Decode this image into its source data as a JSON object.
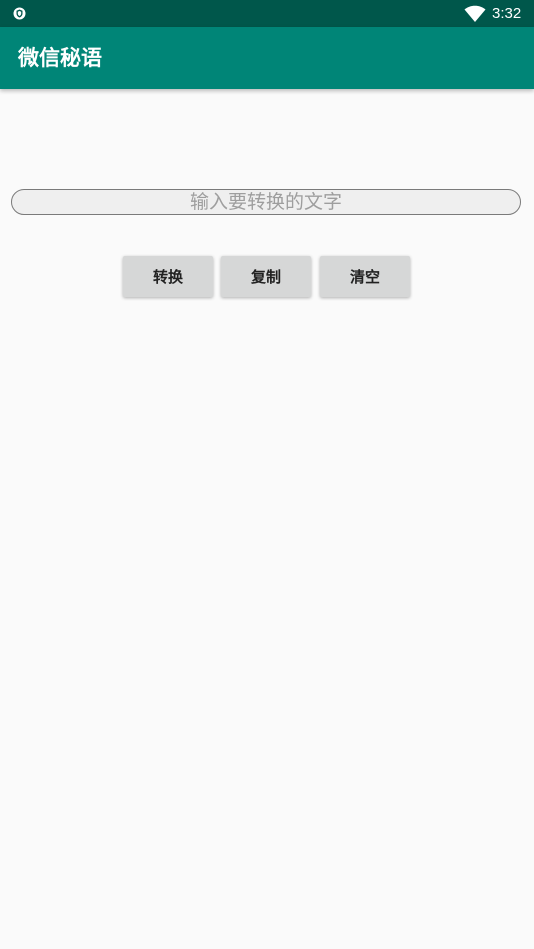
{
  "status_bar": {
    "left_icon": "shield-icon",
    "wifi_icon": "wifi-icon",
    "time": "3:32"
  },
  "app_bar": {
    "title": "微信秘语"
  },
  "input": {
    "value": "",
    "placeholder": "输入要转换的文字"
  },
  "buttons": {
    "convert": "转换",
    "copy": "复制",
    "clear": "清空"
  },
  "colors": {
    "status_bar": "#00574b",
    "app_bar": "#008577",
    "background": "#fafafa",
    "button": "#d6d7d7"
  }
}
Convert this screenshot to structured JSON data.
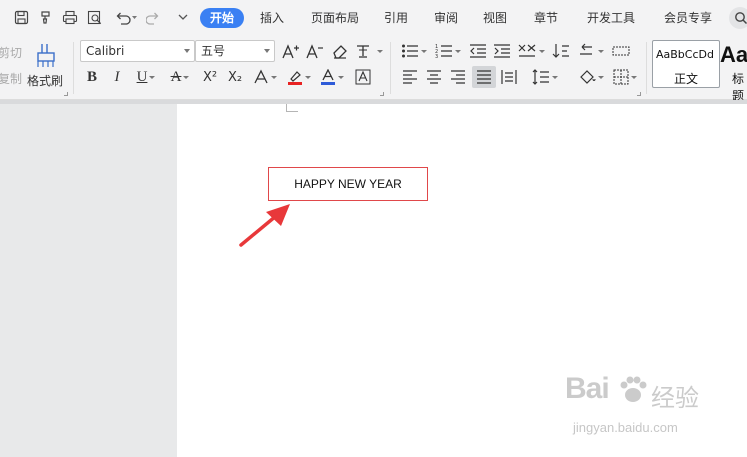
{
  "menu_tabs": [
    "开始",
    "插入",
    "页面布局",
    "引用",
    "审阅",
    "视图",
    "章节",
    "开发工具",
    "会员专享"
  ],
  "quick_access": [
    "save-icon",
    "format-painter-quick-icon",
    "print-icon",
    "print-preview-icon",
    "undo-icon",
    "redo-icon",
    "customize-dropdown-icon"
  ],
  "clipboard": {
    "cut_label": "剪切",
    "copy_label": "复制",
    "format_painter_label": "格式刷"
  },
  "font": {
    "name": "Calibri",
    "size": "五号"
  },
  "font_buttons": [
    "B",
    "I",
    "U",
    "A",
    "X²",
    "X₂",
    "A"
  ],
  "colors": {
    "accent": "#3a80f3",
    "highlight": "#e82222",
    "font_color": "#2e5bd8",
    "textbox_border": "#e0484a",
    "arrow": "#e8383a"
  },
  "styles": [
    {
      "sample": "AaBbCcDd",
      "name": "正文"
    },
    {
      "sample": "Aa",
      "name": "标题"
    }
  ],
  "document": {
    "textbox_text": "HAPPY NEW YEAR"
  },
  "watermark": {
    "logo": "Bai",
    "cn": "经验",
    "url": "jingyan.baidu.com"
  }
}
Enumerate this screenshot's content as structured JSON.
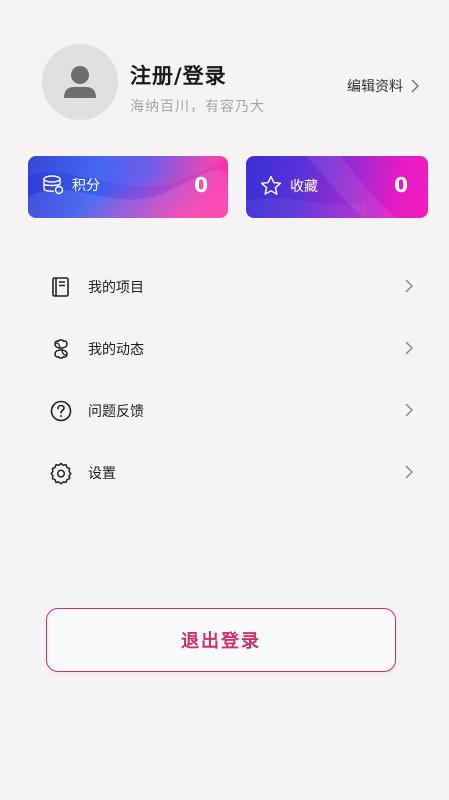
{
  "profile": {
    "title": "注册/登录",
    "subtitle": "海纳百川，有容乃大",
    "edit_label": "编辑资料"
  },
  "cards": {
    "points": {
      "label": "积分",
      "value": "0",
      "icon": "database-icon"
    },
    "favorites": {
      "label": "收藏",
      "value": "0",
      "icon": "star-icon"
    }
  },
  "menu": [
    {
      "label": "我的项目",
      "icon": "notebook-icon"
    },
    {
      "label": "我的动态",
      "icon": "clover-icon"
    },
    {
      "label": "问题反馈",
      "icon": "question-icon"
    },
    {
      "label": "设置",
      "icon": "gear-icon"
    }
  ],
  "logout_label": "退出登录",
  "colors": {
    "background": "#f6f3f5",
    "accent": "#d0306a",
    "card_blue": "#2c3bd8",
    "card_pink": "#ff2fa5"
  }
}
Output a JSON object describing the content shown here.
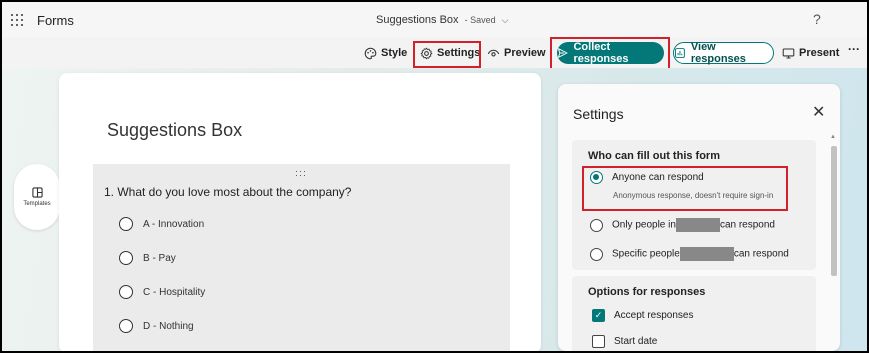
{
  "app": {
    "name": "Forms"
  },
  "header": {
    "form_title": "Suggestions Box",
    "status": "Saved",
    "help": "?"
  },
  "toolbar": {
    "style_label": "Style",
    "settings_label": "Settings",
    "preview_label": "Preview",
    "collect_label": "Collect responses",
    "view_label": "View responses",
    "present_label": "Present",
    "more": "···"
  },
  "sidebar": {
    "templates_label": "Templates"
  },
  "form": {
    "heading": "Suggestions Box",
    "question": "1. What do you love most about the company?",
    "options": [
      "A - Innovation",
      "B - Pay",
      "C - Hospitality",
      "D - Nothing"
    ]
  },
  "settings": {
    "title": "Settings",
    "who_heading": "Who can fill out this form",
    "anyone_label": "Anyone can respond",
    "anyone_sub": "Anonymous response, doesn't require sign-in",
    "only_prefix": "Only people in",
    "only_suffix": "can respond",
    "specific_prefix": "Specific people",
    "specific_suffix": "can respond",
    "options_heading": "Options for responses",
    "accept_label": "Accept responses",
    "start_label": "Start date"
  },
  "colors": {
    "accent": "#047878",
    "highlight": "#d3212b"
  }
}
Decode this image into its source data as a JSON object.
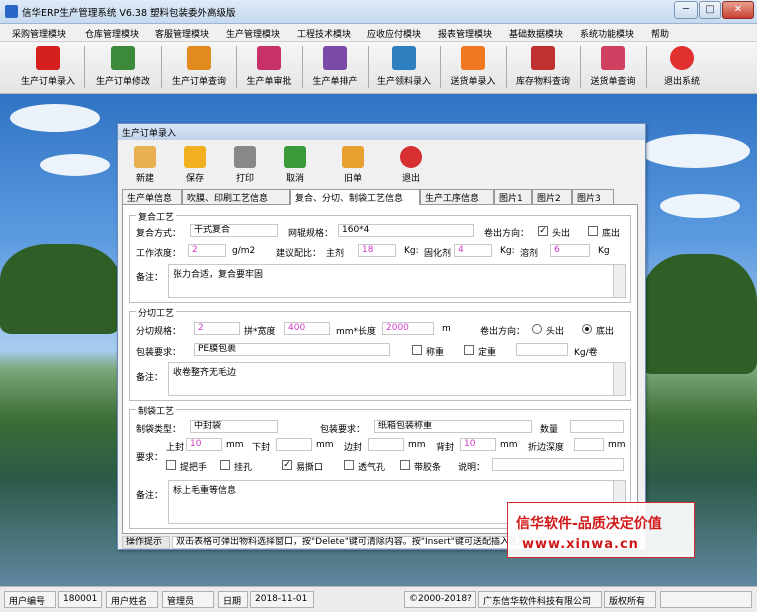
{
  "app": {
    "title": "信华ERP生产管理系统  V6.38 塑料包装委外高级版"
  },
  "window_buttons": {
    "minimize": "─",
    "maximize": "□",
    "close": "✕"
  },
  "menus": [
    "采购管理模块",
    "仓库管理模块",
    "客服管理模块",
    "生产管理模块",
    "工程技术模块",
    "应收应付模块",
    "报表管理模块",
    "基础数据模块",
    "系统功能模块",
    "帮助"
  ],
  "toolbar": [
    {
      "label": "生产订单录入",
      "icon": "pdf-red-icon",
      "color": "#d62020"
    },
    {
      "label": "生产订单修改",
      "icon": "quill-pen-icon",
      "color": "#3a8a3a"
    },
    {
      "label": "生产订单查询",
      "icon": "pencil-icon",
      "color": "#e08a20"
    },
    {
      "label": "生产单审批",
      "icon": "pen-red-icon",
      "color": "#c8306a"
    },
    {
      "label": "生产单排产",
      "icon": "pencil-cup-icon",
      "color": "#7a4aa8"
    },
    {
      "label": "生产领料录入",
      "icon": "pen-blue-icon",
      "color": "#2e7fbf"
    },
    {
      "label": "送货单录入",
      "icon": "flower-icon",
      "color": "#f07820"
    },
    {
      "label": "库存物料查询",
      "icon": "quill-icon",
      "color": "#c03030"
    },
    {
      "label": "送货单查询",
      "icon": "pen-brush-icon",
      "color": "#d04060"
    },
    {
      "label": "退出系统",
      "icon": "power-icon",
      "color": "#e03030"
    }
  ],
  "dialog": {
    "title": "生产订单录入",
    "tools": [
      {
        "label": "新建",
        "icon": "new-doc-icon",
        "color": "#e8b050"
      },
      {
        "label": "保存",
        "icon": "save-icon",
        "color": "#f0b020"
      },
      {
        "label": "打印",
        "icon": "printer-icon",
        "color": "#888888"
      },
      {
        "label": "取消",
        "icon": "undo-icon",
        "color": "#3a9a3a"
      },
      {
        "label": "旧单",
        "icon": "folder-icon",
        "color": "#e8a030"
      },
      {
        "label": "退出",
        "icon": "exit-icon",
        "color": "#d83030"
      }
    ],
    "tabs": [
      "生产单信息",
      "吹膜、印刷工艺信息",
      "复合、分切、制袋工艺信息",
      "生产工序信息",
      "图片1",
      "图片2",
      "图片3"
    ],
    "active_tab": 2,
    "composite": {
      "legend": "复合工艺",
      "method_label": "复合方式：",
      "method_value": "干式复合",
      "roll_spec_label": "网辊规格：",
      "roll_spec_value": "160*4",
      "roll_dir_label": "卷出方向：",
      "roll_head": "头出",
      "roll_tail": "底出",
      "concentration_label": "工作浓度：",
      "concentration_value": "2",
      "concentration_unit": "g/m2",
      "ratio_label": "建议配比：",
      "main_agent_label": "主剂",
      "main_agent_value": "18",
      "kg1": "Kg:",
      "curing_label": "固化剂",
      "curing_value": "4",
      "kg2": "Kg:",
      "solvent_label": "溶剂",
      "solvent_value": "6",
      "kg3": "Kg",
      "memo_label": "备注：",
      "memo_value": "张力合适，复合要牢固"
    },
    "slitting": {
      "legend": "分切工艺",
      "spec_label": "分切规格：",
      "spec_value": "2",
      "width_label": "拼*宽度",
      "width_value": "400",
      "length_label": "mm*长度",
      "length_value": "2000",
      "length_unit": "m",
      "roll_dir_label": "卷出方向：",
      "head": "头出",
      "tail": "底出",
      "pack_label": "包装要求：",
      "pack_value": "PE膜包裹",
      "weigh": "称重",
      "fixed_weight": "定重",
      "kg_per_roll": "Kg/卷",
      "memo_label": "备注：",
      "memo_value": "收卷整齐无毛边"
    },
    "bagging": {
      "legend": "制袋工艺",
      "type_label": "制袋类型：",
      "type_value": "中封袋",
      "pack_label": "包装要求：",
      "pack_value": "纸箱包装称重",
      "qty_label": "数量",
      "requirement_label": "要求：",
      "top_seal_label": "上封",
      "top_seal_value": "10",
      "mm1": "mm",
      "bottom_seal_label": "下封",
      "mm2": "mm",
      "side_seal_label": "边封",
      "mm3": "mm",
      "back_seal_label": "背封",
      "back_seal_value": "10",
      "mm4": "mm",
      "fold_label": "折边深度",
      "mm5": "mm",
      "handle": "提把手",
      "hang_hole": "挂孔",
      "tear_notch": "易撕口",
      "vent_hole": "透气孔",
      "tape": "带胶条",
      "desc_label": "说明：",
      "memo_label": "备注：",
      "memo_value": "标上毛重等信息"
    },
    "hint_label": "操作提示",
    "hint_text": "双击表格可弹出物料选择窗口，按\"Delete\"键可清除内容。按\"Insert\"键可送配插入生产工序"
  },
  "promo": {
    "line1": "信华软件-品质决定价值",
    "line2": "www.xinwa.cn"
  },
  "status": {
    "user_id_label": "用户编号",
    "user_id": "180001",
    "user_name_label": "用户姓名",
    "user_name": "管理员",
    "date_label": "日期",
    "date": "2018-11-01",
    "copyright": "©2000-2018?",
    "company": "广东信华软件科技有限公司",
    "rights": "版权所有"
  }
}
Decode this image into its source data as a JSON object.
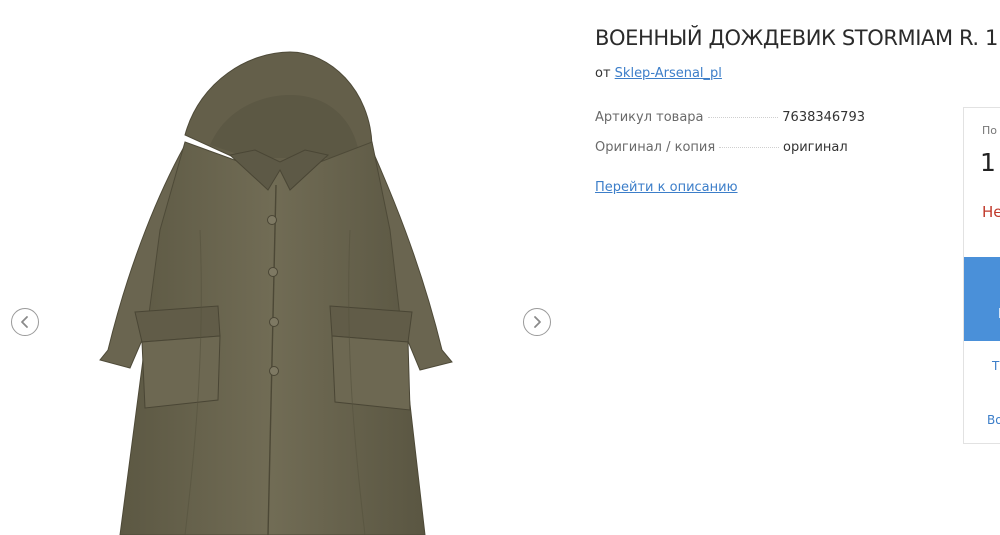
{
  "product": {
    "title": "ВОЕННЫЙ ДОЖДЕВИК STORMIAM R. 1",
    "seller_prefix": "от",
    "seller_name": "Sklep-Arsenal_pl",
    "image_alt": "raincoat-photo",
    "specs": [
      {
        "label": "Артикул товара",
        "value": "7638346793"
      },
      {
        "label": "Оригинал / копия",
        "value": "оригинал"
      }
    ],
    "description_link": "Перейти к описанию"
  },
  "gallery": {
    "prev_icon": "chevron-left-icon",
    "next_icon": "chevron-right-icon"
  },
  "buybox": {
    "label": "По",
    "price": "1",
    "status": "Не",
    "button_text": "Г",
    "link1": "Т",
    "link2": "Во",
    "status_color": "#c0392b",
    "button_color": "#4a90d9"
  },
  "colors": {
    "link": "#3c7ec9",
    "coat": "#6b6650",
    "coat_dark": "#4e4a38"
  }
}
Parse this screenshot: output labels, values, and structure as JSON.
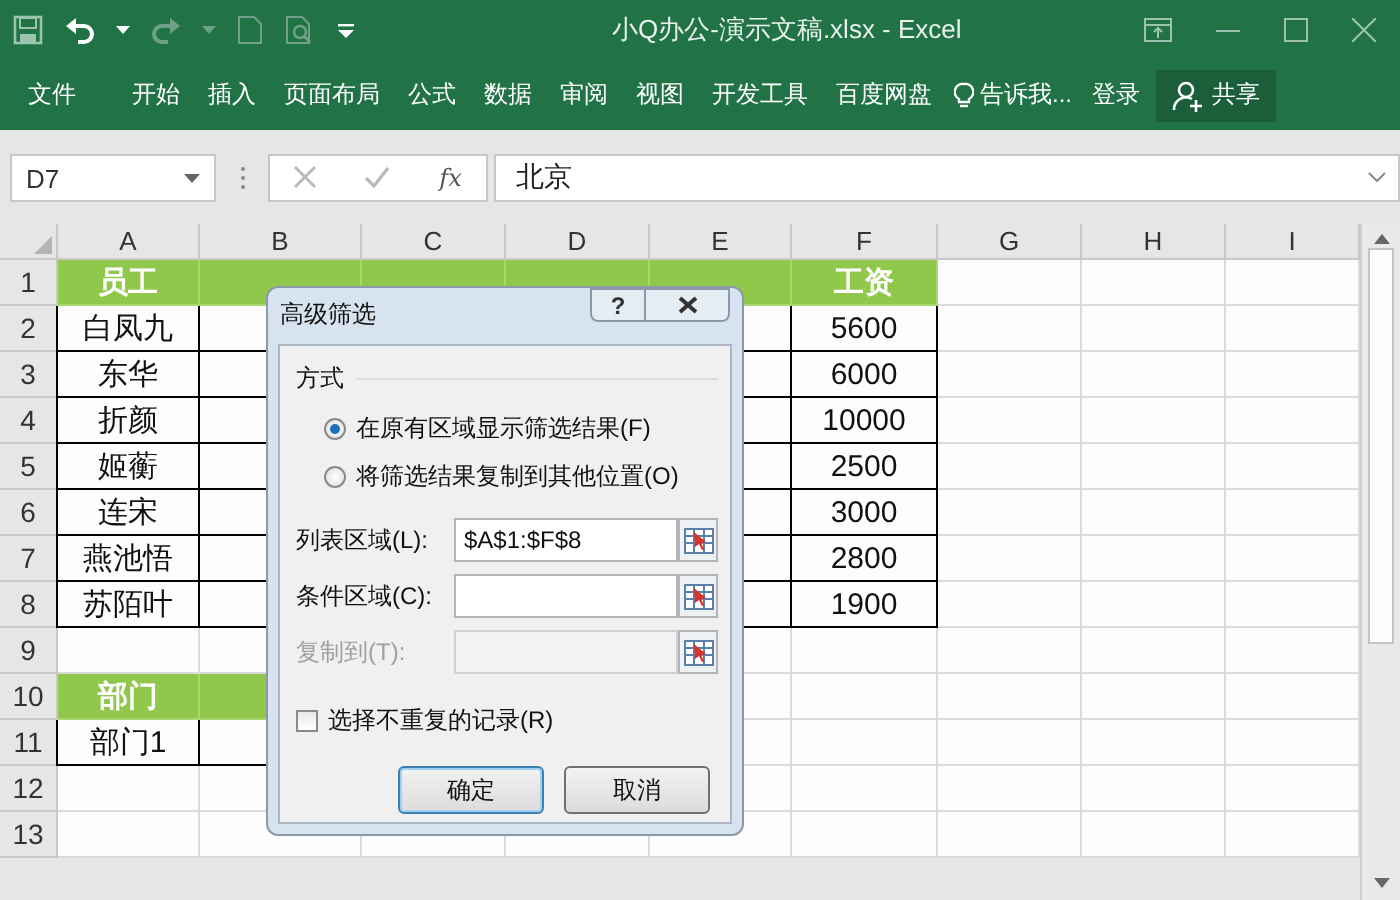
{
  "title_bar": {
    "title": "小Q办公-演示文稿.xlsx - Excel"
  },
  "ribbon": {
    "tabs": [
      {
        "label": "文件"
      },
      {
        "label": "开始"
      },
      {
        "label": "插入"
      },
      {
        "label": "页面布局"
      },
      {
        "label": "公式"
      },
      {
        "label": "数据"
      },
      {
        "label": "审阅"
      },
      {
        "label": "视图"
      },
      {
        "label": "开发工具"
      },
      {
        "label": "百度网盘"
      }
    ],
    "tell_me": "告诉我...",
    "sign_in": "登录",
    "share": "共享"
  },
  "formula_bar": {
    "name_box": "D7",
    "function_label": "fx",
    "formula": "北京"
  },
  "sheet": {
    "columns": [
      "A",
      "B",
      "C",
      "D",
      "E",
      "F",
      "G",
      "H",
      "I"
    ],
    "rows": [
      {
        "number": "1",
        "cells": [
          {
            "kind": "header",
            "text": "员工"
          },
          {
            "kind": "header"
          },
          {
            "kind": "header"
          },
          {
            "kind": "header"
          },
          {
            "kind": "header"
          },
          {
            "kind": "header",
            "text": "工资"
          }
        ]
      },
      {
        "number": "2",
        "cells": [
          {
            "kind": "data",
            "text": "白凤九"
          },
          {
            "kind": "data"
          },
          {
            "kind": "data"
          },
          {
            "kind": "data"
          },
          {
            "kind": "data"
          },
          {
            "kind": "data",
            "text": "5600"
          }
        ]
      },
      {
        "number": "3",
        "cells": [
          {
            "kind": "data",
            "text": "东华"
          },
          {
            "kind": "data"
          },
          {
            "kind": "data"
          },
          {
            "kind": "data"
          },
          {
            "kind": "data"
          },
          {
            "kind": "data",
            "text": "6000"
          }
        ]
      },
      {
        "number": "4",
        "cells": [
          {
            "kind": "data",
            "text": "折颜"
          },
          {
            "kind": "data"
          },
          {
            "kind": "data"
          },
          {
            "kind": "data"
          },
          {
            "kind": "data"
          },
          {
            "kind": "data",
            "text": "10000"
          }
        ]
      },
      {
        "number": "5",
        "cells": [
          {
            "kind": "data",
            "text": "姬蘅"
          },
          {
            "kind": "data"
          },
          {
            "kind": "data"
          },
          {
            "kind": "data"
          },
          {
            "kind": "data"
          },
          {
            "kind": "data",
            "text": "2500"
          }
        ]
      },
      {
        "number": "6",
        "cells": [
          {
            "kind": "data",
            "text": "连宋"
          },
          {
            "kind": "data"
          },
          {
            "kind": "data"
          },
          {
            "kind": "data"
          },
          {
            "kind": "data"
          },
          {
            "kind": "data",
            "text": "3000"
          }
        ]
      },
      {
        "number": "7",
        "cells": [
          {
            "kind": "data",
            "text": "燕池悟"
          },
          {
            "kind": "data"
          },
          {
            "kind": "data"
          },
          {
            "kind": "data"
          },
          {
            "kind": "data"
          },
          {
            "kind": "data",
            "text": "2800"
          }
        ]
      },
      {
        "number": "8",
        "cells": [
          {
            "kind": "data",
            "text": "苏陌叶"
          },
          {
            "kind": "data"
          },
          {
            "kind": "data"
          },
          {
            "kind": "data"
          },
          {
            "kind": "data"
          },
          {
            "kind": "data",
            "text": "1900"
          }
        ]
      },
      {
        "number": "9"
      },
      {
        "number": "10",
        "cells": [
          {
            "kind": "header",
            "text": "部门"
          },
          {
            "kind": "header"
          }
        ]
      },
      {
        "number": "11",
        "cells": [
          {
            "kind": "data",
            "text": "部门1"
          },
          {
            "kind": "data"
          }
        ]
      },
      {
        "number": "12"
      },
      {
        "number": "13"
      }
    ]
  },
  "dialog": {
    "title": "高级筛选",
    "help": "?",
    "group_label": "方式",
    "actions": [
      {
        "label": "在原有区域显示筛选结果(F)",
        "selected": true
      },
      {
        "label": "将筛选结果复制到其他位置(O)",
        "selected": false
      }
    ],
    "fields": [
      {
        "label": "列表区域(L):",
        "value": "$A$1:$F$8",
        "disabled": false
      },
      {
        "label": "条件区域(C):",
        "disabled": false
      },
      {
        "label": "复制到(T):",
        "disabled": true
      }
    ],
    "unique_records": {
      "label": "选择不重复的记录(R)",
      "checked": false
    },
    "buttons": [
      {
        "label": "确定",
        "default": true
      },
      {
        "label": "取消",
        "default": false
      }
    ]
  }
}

- - - - - - -

Directive → Pick out every line above that contains the word "pencil" and copy it.

Task output →
      "icon": "pencil-icon",
      "icon": "pencil-cup-icon",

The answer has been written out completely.